▶ PROVIDED MATERIAL:
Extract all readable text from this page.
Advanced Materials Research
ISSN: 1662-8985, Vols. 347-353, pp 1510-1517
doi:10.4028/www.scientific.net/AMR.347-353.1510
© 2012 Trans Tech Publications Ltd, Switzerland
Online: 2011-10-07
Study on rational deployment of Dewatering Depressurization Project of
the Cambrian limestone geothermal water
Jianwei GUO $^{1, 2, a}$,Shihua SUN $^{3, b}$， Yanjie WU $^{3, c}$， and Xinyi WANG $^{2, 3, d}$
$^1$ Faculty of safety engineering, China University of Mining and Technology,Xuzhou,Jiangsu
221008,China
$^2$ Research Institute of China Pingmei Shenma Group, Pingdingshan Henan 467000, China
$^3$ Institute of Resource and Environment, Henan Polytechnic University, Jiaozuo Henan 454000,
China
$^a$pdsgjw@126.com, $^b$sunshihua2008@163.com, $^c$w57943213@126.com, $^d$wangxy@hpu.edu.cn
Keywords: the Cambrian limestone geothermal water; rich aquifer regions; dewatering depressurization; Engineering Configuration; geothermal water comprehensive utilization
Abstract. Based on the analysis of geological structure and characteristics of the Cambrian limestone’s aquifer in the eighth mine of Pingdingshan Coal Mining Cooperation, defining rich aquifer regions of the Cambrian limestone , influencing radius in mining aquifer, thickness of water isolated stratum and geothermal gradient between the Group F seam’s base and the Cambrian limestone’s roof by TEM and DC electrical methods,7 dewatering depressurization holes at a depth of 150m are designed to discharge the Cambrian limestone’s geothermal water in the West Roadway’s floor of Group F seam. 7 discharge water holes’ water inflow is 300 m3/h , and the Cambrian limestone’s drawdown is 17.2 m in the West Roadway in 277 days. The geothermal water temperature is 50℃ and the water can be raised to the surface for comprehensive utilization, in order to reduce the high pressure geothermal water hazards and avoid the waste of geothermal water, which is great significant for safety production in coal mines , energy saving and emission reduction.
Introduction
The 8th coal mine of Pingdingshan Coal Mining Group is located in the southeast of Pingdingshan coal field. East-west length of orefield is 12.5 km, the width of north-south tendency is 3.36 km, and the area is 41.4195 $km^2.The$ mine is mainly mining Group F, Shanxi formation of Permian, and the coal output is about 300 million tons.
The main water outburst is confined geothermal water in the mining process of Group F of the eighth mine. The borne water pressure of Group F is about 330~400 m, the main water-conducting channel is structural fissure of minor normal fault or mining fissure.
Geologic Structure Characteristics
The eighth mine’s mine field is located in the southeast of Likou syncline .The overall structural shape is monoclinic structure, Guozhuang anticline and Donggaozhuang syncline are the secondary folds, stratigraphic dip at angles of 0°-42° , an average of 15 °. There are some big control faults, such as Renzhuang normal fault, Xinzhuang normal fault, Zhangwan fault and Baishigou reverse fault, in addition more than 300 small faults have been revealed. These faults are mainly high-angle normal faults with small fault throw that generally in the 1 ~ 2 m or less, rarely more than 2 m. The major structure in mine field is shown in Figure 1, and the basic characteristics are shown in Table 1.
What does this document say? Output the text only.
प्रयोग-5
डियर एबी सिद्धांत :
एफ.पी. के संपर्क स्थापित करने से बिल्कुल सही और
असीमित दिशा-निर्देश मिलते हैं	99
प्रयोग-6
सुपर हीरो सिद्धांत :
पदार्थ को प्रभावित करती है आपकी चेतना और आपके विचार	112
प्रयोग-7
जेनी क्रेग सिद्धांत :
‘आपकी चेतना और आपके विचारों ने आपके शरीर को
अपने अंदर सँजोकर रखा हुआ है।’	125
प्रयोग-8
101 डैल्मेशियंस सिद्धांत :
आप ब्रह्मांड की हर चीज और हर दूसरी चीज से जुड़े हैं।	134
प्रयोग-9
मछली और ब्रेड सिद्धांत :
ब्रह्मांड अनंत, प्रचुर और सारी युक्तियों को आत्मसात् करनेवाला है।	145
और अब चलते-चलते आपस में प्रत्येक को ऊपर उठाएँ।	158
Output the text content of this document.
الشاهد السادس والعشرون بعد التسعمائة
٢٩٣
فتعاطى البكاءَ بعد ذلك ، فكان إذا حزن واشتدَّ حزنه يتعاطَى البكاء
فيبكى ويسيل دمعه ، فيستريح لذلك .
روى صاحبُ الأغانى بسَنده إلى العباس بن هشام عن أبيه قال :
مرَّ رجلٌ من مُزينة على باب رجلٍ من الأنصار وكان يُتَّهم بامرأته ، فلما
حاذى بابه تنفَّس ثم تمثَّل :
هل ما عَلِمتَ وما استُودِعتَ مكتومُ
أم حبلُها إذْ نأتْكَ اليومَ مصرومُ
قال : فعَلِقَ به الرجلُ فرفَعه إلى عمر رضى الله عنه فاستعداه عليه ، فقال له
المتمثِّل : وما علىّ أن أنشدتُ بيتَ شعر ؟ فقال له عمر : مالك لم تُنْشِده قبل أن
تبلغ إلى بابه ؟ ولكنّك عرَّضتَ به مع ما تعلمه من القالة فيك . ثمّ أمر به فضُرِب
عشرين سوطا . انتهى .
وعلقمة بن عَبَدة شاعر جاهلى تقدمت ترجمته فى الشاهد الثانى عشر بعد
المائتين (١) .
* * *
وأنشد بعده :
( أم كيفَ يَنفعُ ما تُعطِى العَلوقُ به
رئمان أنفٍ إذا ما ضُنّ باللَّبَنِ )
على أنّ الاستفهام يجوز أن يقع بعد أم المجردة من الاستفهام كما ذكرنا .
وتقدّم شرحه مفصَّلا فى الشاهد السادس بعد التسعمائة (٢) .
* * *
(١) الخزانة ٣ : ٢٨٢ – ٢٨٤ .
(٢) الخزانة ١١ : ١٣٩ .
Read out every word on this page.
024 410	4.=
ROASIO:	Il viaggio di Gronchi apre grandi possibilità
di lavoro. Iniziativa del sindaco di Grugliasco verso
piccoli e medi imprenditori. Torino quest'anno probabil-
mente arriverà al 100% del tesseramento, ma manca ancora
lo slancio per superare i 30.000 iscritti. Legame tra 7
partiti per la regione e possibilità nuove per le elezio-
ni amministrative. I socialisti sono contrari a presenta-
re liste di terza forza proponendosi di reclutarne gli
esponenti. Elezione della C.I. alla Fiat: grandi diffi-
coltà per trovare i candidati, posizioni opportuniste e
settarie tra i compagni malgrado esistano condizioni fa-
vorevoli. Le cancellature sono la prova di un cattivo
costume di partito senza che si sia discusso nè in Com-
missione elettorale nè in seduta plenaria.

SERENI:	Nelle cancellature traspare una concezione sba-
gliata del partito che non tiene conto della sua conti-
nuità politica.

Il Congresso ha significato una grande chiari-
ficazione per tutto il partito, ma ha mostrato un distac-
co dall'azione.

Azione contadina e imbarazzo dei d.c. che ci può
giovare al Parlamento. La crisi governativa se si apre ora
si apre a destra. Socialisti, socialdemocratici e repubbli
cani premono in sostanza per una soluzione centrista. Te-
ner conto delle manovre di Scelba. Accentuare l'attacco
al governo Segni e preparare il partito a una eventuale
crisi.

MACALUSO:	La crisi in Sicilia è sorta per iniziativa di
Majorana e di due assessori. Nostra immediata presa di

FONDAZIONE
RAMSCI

▶ AIM OF THE EXERCISE:
Among the lines above, determine how many hold the word "crisi"; report the figure alone.

▶ RESULT FOR THIS TASK:
3